• _Data to use_
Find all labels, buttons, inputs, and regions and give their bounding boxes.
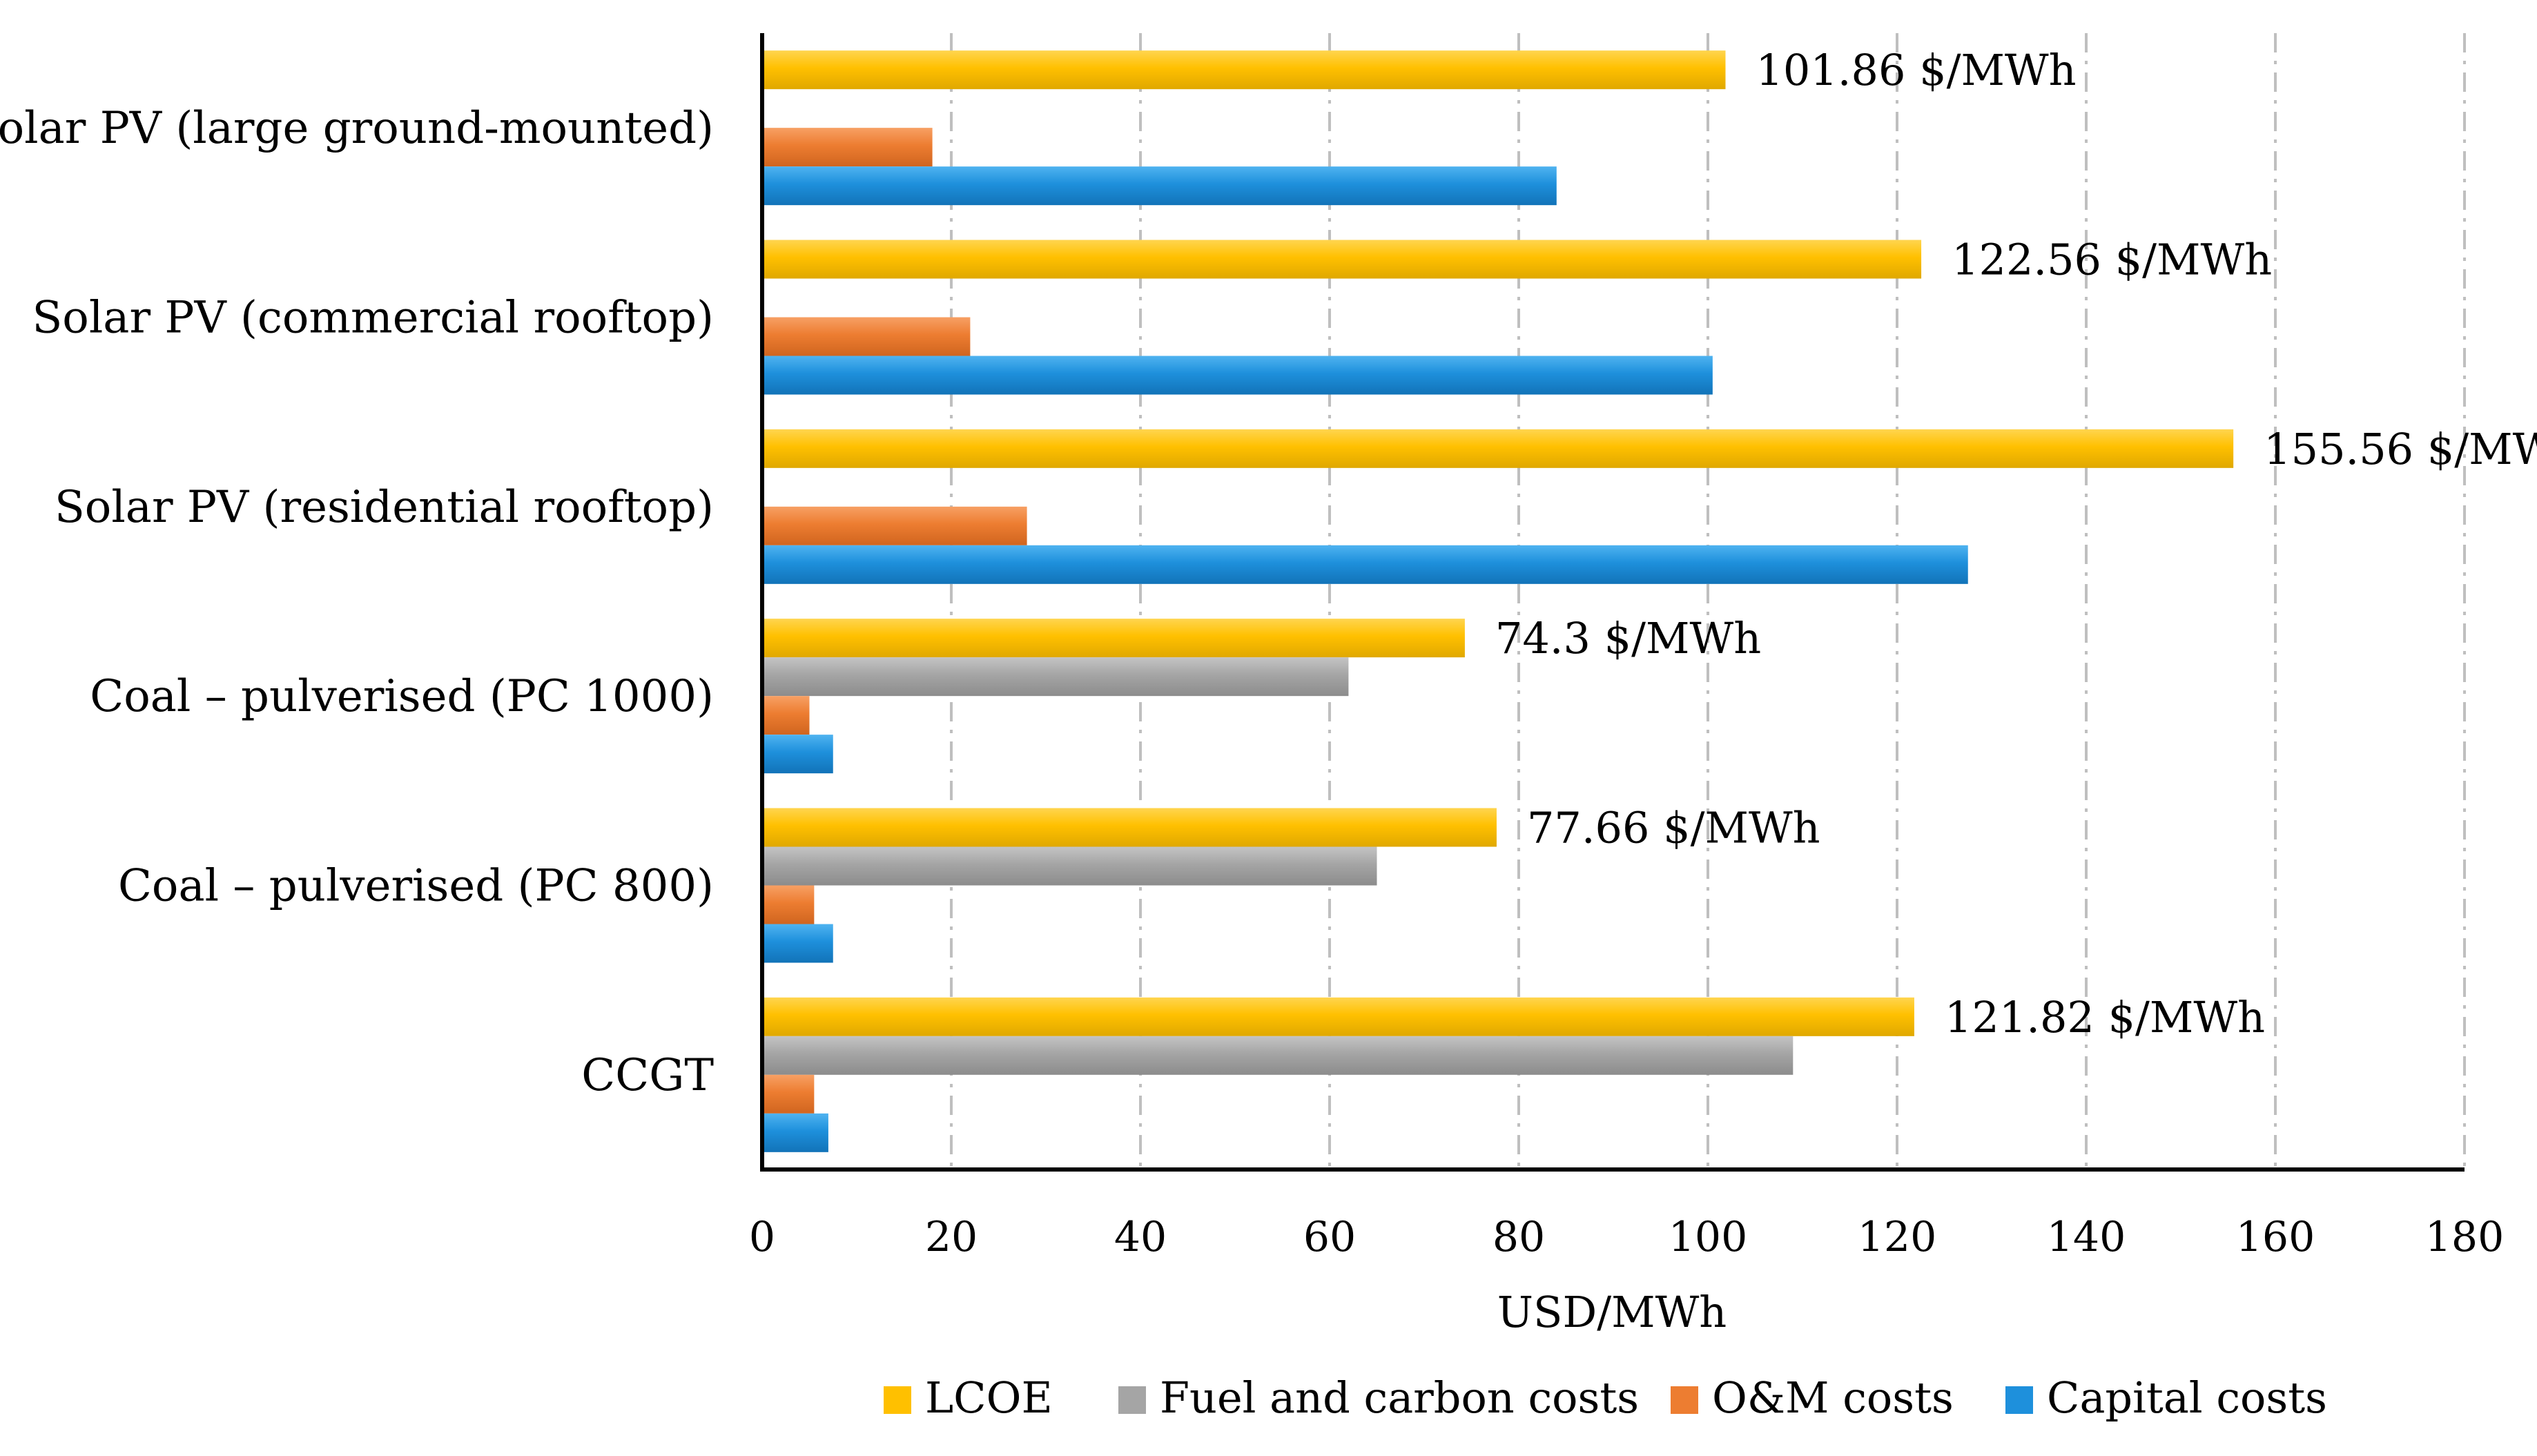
bar-o-m-costs bbox=[762, 1074, 815, 1114]
bar-fuel-and-carbon-costs bbox=[762, 1036, 1794, 1075]
bar-o-m-costs bbox=[762, 696, 810, 735]
data-label-lcoe: 101.86 $/MWh bbox=[1756, 45, 2076, 95]
bar-capital-costs bbox=[762, 924, 833, 963]
bar-capital-costs bbox=[762, 735, 833, 774]
category-label: Coal – pulverised (PC 800) bbox=[118, 861, 714, 912]
bar-o-m-costs bbox=[762, 885, 815, 924]
grid-lines bbox=[950, 33, 2466, 1169]
data-label-lcoe: 121.82 $/MWh bbox=[1945, 992, 2265, 1042]
x-tick-label: 20 bbox=[925, 1213, 978, 1261]
bar-lcoe bbox=[762, 997, 1914, 1036]
labels: 0 20 40 60 80 100 120 140 160 180 101.86 $/MWh Sola… bbox=[0, 45, 2537, 1261]
x-tick-label: 120 bbox=[1858, 1213, 1937, 1261]
bar-fuel-and-carbon-costs bbox=[762, 846, 1377, 886]
bar-o-m-costs bbox=[762, 317, 971, 356]
bar-o-m-costs bbox=[762, 506, 1027, 545]
bars bbox=[762, 50, 2234, 1152]
data-label-lcoe: 74.3 $/MWh bbox=[1495, 613, 1761, 663]
x-tick-label: 60 bbox=[1303, 1213, 1356, 1261]
category-label: Coal – pulverised (PC 1000) bbox=[90, 671, 714, 722]
bar-lcoe bbox=[762, 429, 2234, 468]
data-label-lcoe: 122.56 $/MWh bbox=[1952, 235, 2272, 285]
legend-label-capital-costs: Capital costs bbox=[2047, 1372, 2327, 1423]
x-tick-label: 100 bbox=[1669, 1213, 1748, 1261]
legend-label-o-m-costs: O&M costs bbox=[1712, 1372, 1954, 1423]
bar-lcoe bbox=[762, 808, 1497, 847]
x-tick-label: 140 bbox=[2047, 1213, 2126, 1261]
x-tick-label: 180 bbox=[2425, 1213, 2505, 1261]
bar-fuel-and-carbon-costs bbox=[762, 657, 1349, 697]
data-label-lcoe: 155.56 $/MWh bbox=[2264, 424, 2537, 474]
bar-capital-costs bbox=[762, 356, 1713, 395]
legend: LCOE Fuel and carbon costs O&M costs Capita… bbox=[884, 1372, 2327, 1423]
category-label: Solar PV (residential rooftop) bbox=[55, 482, 714, 533]
legend-swatch-lcoe bbox=[884, 1386, 911, 1414]
legend-label-lcoe: LCOE bbox=[925, 1372, 1053, 1423]
bar-capital-costs bbox=[762, 545, 1968, 584]
x-tick-label: 40 bbox=[1114, 1213, 1167, 1261]
x-tick-label: 0 bbox=[749, 1213, 775, 1261]
axes bbox=[760, 33, 2465, 1172]
data-label-lcoe: 77.66 $/MWh bbox=[1527, 803, 1820, 853]
legend-swatch-capital-costs bbox=[2005, 1386, 2033, 1414]
category-label: Solar PV (large ground-mounted) bbox=[0, 103, 714, 154]
x-axis-title: USD/MWh bbox=[1497, 1287, 1727, 1337]
legend-swatch-fuel-and-carbon-costs bbox=[1118, 1386, 1146, 1414]
legend-swatch-o-m-costs bbox=[1671, 1386, 1698, 1414]
category-label: Solar PV (commercial rooftop) bbox=[32, 293, 714, 344]
bar-capital-costs bbox=[762, 1113, 828, 1152]
x-tick-label: 80 bbox=[1493, 1213, 1545, 1261]
x-tick-label: 160 bbox=[2236, 1213, 2315, 1261]
legend-label-fuel-and-carbon-costs: Fuel and carbon costs bbox=[1160, 1372, 1639, 1423]
category-label: CCGT bbox=[581, 1050, 714, 1101]
bar-lcoe bbox=[762, 50, 1726, 90]
bar-lcoe bbox=[762, 240, 1922, 279]
bar-o-m-costs bbox=[762, 128, 933, 167]
bar-lcoe bbox=[762, 619, 1465, 658]
bar-capital-costs bbox=[762, 166, 1557, 206]
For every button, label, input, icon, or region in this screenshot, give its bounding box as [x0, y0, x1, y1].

• _Aim of the exercise_
Reproduce the listing above verbatim, line by line, omitting the picture.

• _Solution to this task_
Find all labels, buttons, inputs, and regions and give their bounding boxes.
bar-o-m-costs bbox=[762, 1074, 815, 1114]
bar-fuel-and-carbon-costs bbox=[762, 1036, 1794, 1075]
bar-o-m-costs bbox=[762, 696, 810, 735]
data-label-lcoe: 101.86 $/MWh bbox=[1756, 45, 2076, 95]
bar-capital-costs bbox=[762, 924, 833, 963]
bar-capital-costs bbox=[762, 735, 833, 774]
category-label: Coal – pulverised (PC 800) bbox=[118, 861, 714, 912]
bar-o-m-costs bbox=[762, 885, 815, 924]
grid-lines bbox=[950, 33, 2466, 1169]
data-label-lcoe: 121.82 $/MWh bbox=[1945, 992, 2265, 1042]
x-tick-label: 20 bbox=[925, 1213, 978, 1261]
bar-lcoe bbox=[762, 997, 1914, 1036]
labels: 0 20 40 60 80 100 120 140 160 180 101.86 $/MWh Sola… bbox=[0, 45, 2537, 1261]
x-tick-label: 120 bbox=[1858, 1213, 1937, 1261]
bar-fuel-and-carbon-costs bbox=[762, 846, 1377, 886]
bar-o-m-costs bbox=[762, 317, 971, 356]
bar-o-m-costs bbox=[762, 506, 1027, 545]
bars bbox=[762, 50, 2234, 1152]
data-label-lcoe: 74.3 $/MWh bbox=[1495, 613, 1761, 663]
x-tick-label: 60 bbox=[1303, 1213, 1356, 1261]
category-label: Coal – pulverised (PC 1000) bbox=[90, 671, 714, 722]
bar-lcoe bbox=[762, 429, 2234, 468]
data-label-lcoe: 122.56 $/MWh bbox=[1952, 235, 2272, 285]
legend-label-capital-costs: Capital costs bbox=[2047, 1372, 2327, 1423]
x-tick-label: 100 bbox=[1669, 1213, 1748, 1261]
legend-label-o-m-costs: O&M costs bbox=[1712, 1372, 1954, 1423]
bar-lcoe bbox=[762, 808, 1497, 847]
x-tick-label: 140 bbox=[2047, 1213, 2126, 1261]
x-tick-label: 180 bbox=[2425, 1213, 2505, 1261]
bar-fuel-and-carbon-costs bbox=[762, 657, 1349, 697]
data-label-lcoe: 155.56 $/MWh bbox=[2264, 424, 2537, 474]
bar-capital-costs bbox=[762, 356, 1713, 395]
legend: LCOE Fuel and carbon costs O&M costs Capita… bbox=[884, 1372, 2327, 1423]
category-label: Solar PV (residential rooftop) bbox=[55, 482, 714, 533]
legend-swatch-lcoe bbox=[884, 1386, 911, 1414]
legend-label-lcoe: LCOE bbox=[925, 1372, 1053, 1423]
bar-capital-costs bbox=[762, 545, 1968, 584]
x-tick-label: 40 bbox=[1114, 1213, 1167, 1261]
x-tick-label: 0 bbox=[749, 1213, 775, 1261]
axes bbox=[760, 33, 2465, 1172]
data-label-lcoe: 77.66 $/MWh bbox=[1527, 803, 1820, 853]
legend-swatch-capital-costs bbox=[2005, 1386, 2033, 1414]
category-label: Solar PV (large ground-mounted) bbox=[0, 103, 714, 154]
x-axis-title: USD/MWh bbox=[1497, 1287, 1727, 1337]
legend-swatch-fuel-and-carbon-costs bbox=[1118, 1386, 1146, 1414]
legend-swatch-o-m-costs bbox=[1671, 1386, 1698, 1414]
category-label: Solar PV (commercial rooftop) bbox=[32, 293, 714, 344]
bar-capital-costs bbox=[762, 1113, 828, 1152]
x-tick-label: 80 bbox=[1493, 1213, 1545, 1261]
x-tick-label: 160 bbox=[2236, 1213, 2315, 1261]
legend-label-fuel-and-carbon-costs: Fuel and carbon costs bbox=[1160, 1372, 1639, 1423]
category-label: CCGT bbox=[581, 1050, 714, 1101]
bar-lcoe bbox=[762, 50, 1726, 90]
bar-lcoe bbox=[762, 240, 1922, 279]
bar-o-m-costs bbox=[762, 128, 933, 167]
bar-lcoe bbox=[762, 619, 1465, 658]
bar-capital-costs bbox=[762, 166, 1557, 206]
For every button, label, input, icon, or region in this screenshot, give its bounding box as [x0, y0, x1, y1].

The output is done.